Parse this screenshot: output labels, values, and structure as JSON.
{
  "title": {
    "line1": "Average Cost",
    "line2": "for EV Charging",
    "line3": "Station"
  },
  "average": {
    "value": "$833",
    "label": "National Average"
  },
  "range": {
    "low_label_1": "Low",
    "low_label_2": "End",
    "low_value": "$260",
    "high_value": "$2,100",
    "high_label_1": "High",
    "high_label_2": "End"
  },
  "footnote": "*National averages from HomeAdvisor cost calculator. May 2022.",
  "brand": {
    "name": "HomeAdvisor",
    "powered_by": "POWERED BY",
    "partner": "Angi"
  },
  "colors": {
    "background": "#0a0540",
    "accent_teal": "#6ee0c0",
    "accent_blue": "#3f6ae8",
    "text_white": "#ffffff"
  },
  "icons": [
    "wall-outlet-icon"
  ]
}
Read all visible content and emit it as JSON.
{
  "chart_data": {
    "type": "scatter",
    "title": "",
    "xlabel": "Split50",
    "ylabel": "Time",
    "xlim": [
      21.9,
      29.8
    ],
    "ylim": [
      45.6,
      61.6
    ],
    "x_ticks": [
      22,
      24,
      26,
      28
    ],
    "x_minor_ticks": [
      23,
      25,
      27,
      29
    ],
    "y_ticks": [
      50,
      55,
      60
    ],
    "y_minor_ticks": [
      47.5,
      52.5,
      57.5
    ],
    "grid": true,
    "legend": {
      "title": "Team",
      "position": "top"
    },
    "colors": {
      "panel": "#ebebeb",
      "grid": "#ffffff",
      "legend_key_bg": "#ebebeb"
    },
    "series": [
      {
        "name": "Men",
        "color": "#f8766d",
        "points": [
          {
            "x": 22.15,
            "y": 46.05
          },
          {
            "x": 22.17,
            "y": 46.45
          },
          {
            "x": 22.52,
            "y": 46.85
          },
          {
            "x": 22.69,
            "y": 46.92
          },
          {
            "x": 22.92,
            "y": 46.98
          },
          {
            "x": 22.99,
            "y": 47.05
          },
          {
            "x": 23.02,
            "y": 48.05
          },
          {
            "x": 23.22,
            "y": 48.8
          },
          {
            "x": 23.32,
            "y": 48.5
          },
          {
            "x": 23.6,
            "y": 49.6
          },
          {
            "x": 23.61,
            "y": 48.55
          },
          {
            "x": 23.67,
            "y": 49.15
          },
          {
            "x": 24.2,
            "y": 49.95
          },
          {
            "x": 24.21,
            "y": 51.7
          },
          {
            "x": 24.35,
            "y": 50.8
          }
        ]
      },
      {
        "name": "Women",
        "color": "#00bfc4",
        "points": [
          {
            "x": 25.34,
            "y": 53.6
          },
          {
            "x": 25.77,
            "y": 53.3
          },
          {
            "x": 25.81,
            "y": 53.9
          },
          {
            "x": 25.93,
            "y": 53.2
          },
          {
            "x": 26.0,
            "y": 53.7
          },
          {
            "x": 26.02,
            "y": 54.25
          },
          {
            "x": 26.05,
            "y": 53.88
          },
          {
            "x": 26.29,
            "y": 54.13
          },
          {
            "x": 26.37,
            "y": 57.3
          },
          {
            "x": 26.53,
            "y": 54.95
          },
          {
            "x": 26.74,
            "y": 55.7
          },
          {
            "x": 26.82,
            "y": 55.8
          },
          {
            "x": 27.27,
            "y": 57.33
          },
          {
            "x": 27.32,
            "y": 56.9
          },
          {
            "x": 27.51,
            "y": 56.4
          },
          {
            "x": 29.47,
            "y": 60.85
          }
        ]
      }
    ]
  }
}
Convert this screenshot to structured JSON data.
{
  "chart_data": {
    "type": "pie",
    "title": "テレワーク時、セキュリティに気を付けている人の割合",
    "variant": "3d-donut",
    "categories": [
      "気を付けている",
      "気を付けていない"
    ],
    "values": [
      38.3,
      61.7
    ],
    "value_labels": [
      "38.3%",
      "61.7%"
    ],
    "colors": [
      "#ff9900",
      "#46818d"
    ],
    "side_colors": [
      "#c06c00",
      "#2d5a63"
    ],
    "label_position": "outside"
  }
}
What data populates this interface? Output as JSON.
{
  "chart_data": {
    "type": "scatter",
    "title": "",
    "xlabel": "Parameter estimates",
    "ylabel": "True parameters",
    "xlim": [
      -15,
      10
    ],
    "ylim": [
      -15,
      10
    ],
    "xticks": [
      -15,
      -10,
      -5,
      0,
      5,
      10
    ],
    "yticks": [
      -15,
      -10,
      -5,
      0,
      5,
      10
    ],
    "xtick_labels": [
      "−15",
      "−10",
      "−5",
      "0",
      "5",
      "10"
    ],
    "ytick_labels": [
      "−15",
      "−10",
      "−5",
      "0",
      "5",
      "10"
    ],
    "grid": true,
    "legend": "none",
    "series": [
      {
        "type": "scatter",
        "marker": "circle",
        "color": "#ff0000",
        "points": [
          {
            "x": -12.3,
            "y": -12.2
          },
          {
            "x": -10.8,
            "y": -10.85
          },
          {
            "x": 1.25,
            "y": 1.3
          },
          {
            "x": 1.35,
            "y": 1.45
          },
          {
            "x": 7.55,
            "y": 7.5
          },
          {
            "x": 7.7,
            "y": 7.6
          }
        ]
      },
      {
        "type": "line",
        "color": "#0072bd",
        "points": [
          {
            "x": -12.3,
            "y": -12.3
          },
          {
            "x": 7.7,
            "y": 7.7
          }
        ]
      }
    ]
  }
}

◇ ◇ ◇ ◇ ◇

### Stated task
Show the data once more, exactly as it was written.

### Correct response
Parse this screenshot: output labels, values, and structure as JSON.
{
  "title": {
    "line1": "Average Cost",
    "line2": "for EV Charging",
    "line3": "Station"
  },
  "average": {
    "value": "$833",
    "label": "National Average"
  },
  "range": {
    "low_label_1": "Low",
    "low_label_2": "End",
    "low_value": "$260",
    "high_value": "$2,100",
    "high_label_1": "High",
    "high_label_2": "End"
  },
  "footnote": "*National averages from HomeAdvisor cost calculator. May 2022.",
  "brand": {
    "name": "HomeAdvisor",
    "powered_by": "POWERED BY",
    "partner": "Angi"
  },
  "colors": {
    "background": "#0a0540",
    "accent_teal": "#6ee0c0",
    "accent_blue": "#3f6ae8",
    "text_white": "#ffffff"
  },
  "icons": [
    "wall-outlet-icon"
  ]
}
Read all visible content and emit it as JSON.
{
  "chart_data": {
    "type": "scatter",
    "title": "",
    "xlabel": "Split50",
    "ylabel": "Time",
    "xlim": [
      21.9,
      29.8
    ],
    "ylim": [
      45.6,
      61.6
    ],
    "x_ticks": [
      22,
      24,
      26,
      28
    ],
    "x_minor_ticks": [
      23,
      25,
      27,
      29
    ],
    "y_ticks": [
      50,
      55,
      60
    ],
    "y_minor_ticks": [
      47.5,
      52.5,
      57.5
    ],
    "grid": true,
    "legend": {
      "title": "Team",
      "position": "top"
    },
    "colors": {
      "panel": "#ebebeb",
      "grid": "#ffffff",
      "legend_key_bg": "#ebebeb"
    },
    "series": [
      {
        "name": "Men",
        "color": "#f8766d",
        "points": [
          {
            "x": 22.15,
            "y": 46.05
          },
          {
            "x": 22.17,
            "y": 46.45
          },
          {
            "x": 22.52,
            "y": 46.85
          },
          {
            "x": 22.69,
            "y": 46.92
          },
          {
            "x": 22.92,
            "y": 46.98
          },
          {
            "x": 22.99,
            "y": 47.05
          },
          {
            "x": 23.02,
            "y": 48.05
          },
          {
            "x": 23.22,
            "y": 48.8
          },
          {
            "x": 23.32,
            "y": 48.5
          },
          {
            "x": 23.6,
            "y": 49.6
          },
          {
            "x": 23.61,
            "y": 48.55
          },
          {
            "x": 23.67,
            "y": 49.15
          },
          {
            "x": 24.2,
            "y": 49.95
          },
          {
            "x": 24.21,
            "y": 51.7
          },
          {
            "x": 24.35,
            "y": 50.8
          }
        ]
      },
      {
        "name": "Women",
        "color": "#00bfc4",
        "points": [
          {
            "x": 25.34,
            "y": 53.6
          },
          {
            "x": 25.77,
            "y": 53.3
          },
          {
            "x": 25.81,
            "y": 53.9
          },
          {
            "x": 25.93,
            "y": 53.2
          },
          {
            "x": 26.0,
            "y": 53.7
          },
          {
            "x": 26.02,
            "y": 54.25
          },
          {
            "x": 26.05,
            "y": 53.88
          },
          {
            "x": 26.29,
            "y": 54.13
          },
          {
            "x": 26.37,
            "y": 57.3
          },
          {
            "x": 26.53,
            "y": 54.95
          },
          {
            "x": 26.74,
            "y": 55.7
          },
          {
            "x": 26.82,
            "y": 55.8
          },
          {
            "x": 27.27,
            "y": 57.33
          },
          {
            "x": 27.32,
            "y": 56.9
          },
          {
            "x": 27.51,
            "y": 56.4
          },
          {
            "x": 29.47,
            "y": 60.85
          }
        ]
      }
    ]
  }
}
Convert this screenshot to structured JSON data.
{
  "chart_data": {
    "type": "pie",
    "title": "テレワーク時、セキュリティに気を付けている人の割合",
    "variant": "3d-donut",
    "categories": [
      "気を付けている",
      "気を付けていない"
    ],
    "values": [
      38.3,
      61.7
    ],
    "value_labels": [
      "38.3%",
      "61.7%"
    ],
    "colors": [
      "#ff9900",
      "#46818d"
    ],
    "side_colors": [
      "#c06c00",
      "#2d5a63"
    ],
    "label_position": "outside"
  }
}
What data populates this interface? Output as JSON.
{
  "chart_data": {
    "type": "scatter",
    "title": "",
    "xlabel": "Parameter estimates",
    "ylabel": "True parameters",
    "xlim": [
      -15,
      10
    ],
    "ylim": [
      -15,
      10
    ],
    "xticks": [
      -15,
      -10,
      -5,
      0,
      5,
      10
    ],
    "yticks": [
      -15,
      -10,
      -5,
      0,
      5,
      10
    ],
    "xtick_labels": [
      "−15",
      "−10",
      "−5",
      "0",
      "5",
      "10"
    ],
    "ytick_labels": [
      "−15",
      "−10",
      "−5",
      "0",
      "5",
      "10"
    ],
    "grid": true,
    "legend": "none",
    "series": [
      {
        "type": "scatter",
        "marker": "circle",
        "color": "#ff0000",
        "points": [
          {
            "x": -12.3,
            "y": -12.2
          },
          {
            "x": -10.8,
            "y": -10.85
          },
          {
            "x": 1.25,
            "y": 1.3
          },
          {
            "x": 1.35,
            "y": 1.45
          },
          {
            "x": 7.55,
            "y": 7.5
          },
          {
            "x": 7.7,
            "y": 7.6
          }
        ]
      },
      {
        "type": "line",
        "color": "#0072bd",
        "points": [
          {
            "x": -12.3,
            "y": -12.3
          },
          {
            "x": 7.7,
            "y": 7.7
          }
        ]
      }
    ]
  }
}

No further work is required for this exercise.